| TASK BRIEF |
Copy out every line of the records below word for word, leaving nothing out and changing nothing.

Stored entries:

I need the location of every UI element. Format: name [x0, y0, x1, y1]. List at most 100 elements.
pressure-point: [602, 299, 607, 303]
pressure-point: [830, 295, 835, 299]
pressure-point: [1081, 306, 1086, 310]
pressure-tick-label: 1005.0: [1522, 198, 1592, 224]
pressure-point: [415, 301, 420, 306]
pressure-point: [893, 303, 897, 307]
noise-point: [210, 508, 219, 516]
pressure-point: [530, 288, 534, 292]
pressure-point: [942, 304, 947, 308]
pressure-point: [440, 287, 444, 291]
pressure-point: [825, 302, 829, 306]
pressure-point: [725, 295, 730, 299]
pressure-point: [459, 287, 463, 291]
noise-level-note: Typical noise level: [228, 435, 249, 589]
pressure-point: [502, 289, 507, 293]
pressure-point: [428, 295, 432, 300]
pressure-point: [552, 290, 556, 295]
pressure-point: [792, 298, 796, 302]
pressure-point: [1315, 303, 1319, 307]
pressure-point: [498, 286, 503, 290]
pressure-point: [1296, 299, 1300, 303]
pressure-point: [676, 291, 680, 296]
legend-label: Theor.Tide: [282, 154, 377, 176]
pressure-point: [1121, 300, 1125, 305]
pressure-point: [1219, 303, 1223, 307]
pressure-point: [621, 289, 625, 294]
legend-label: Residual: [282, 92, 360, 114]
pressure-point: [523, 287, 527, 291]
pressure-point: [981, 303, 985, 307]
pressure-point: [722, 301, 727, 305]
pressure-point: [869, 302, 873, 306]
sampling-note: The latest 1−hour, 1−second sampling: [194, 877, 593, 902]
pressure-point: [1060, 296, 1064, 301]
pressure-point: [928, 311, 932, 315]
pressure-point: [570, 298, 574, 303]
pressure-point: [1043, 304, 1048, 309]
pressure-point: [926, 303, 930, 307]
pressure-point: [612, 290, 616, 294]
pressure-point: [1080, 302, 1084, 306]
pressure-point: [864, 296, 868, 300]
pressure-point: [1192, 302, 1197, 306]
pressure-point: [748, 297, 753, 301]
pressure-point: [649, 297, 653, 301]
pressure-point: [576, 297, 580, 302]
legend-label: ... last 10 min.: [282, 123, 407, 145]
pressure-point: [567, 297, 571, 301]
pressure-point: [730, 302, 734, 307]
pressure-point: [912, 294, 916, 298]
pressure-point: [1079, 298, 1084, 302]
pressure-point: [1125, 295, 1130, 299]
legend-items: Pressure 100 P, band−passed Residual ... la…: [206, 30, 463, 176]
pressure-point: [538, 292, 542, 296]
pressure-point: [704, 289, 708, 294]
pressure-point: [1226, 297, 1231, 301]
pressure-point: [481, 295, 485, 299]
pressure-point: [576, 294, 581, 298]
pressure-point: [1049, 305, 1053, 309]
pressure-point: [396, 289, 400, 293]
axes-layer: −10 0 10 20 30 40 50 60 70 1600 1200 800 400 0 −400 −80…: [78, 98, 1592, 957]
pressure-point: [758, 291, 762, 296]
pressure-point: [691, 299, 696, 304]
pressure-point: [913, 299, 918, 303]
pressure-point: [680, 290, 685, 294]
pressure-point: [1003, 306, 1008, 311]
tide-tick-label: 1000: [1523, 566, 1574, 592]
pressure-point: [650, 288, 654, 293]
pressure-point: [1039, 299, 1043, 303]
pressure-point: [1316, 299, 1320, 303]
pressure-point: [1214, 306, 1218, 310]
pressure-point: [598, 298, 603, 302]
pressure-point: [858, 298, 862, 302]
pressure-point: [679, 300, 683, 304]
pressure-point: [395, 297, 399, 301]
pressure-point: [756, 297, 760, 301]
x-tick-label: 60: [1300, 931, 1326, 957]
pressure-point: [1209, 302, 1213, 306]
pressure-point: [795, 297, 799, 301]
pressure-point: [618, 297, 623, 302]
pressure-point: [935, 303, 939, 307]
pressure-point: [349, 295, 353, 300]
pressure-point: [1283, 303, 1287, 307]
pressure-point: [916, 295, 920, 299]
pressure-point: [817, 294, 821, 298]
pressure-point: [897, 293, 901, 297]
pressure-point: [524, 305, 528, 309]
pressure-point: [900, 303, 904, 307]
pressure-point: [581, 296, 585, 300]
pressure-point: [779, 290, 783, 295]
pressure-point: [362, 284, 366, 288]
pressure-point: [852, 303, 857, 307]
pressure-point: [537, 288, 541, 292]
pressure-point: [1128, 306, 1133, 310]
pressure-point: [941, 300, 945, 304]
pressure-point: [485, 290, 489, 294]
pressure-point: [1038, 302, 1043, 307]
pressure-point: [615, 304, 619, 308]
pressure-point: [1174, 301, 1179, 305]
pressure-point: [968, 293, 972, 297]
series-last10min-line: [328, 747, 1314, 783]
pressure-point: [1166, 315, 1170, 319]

| SOLUTION TO THE PROBLEM |
I need the location of every UI element. Format: name [x0, y0, x1, y1]. List at most 100 elements.
pressure-point: [602, 299, 607, 303]
pressure-point: [830, 295, 835, 299]
pressure-point: [1081, 306, 1086, 310]
pressure-tick-label: 1005.0: [1522, 198, 1592, 224]
pressure-point: [415, 301, 420, 306]
pressure-point: [893, 303, 897, 307]
noise-point: [210, 508, 219, 516]
pressure-point: [530, 288, 534, 292]
pressure-point: [942, 304, 947, 308]
pressure-point: [440, 287, 444, 291]
pressure-point: [825, 302, 829, 306]
pressure-point: [725, 295, 730, 299]
pressure-point: [459, 287, 463, 291]
noise-level-note: Typical noise level: [228, 435, 249, 589]
pressure-point: [502, 289, 507, 293]
pressure-point: [428, 295, 432, 300]
pressure-point: [552, 290, 556, 295]
pressure-point: [792, 298, 796, 302]
pressure-point: [1315, 303, 1319, 307]
pressure-point: [498, 286, 503, 290]
pressure-point: [1296, 299, 1300, 303]
pressure-point: [676, 291, 680, 296]
legend-label: Theor.Tide: [282, 154, 377, 176]
pressure-point: [1121, 300, 1125, 305]
pressure-point: [1219, 303, 1223, 307]
pressure-point: [621, 289, 625, 294]
legend-label: Residual: [282, 92, 360, 114]
pressure-point: [523, 287, 527, 291]
pressure-point: [981, 303, 985, 307]
pressure-point: [722, 301, 727, 305]
pressure-point: [869, 302, 873, 306]
sampling-note: The latest 1−hour, 1−second sampling: [194, 877, 593, 902]
pressure-point: [1060, 296, 1064, 301]
pressure-point: [928, 311, 932, 315]
pressure-point: [570, 298, 574, 303]
pressure-point: [1043, 304, 1048, 309]
pressure-point: [926, 303, 930, 307]
pressure-point: [612, 290, 616, 294]
pressure-point: [1080, 302, 1084, 306]
pressure-point: [864, 296, 868, 300]
pressure-point: [1192, 302, 1197, 306]
pressure-point: [748, 297, 753, 301]
pressure-point: [649, 297, 653, 301]
pressure-point: [576, 297, 580, 302]
legend-label: ... last 10 min.: [282, 123, 407, 145]
pressure-point: [567, 297, 571, 301]
pressure-point: [730, 302, 734, 307]
pressure-point: [912, 294, 916, 298]
pressure-point: [1079, 298, 1084, 302]
pressure-point: [1125, 295, 1130, 299]
legend-items: Pressure 100 P, band−passed Residual ... la…: [206, 30, 463, 176]
pressure-point: [538, 292, 542, 296]
pressure-point: [704, 289, 708, 294]
pressure-point: [1226, 297, 1231, 301]
pressure-point: [481, 295, 485, 299]
pressure-point: [576, 294, 581, 298]
pressure-point: [1049, 305, 1053, 309]
pressure-point: [396, 289, 400, 293]
axes-layer: −10 0 10 20 30 40 50 60 70 1600 1200 800 400 0 −400 −80…: [78, 98, 1592, 957]
pressure-point: [758, 291, 762, 296]
pressure-point: [691, 299, 696, 304]
pressure-point: [913, 299, 918, 303]
pressure-point: [680, 290, 685, 294]
pressure-point: [1003, 306, 1008, 311]
tide-tick-label: 1000: [1523, 566, 1574, 592]
pressure-point: [650, 288, 654, 293]
pressure-point: [1039, 299, 1043, 303]
pressure-point: [1316, 299, 1320, 303]
pressure-point: [1214, 306, 1218, 310]
pressure-point: [598, 298, 603, 302]
pressure-point: [858, 298, 862, 302]
pressure-point: [679, 300, 683, 304]
pressure-point: [395, 297, 399, 301]
pressure-point: [756, 297, 760, 301]
x-tick-label: 60: [1300, 931, 1326, 957]
pressure-point: [1209, 302, 1213, 306]
pressure-point: [795, 297, 799, 301]
pressure-point: [618, 297, 623, 302]
pressure-point: [935, 303, 939, 307]
pressure-point: [349, 295, 353, 300]
pressure-point: [1283, 303, 1287, 307]
pressure-point: [916, 295, 920, 299]
pressure-point: [817, 294, 821, 298]
pressure-point: [897, 293, 901, 297]
pressure-point: [524, 305, 528, 309]
pressure-point: [900, 303, 904, 307]
pressure-point: [581, 296, 585, 300]
pressure-point: [779, 290, 783, 295]
pressure-point: [362, 284, 366, 288]
pressure-point: [852, 303, 857, 307]
pressure-point: [537, 288, 541, 292]
pressure-point: [1128, 306, 1133, 310]
pressure-point: [941, 300, 945, 304]
pressure-point: [485, 290, 489, 294]
pressure-point: [1038, 302, 1043, 307]
pressure-point: [615, 304, 619, 308]
pressure-point: [1174, 301, 1179, 305]
pressure-point: [968, 293, 972, 297]
series-last10min-line: [328, 747, 1314, 783]
pressure-point: [1166, 315, 1170, 319]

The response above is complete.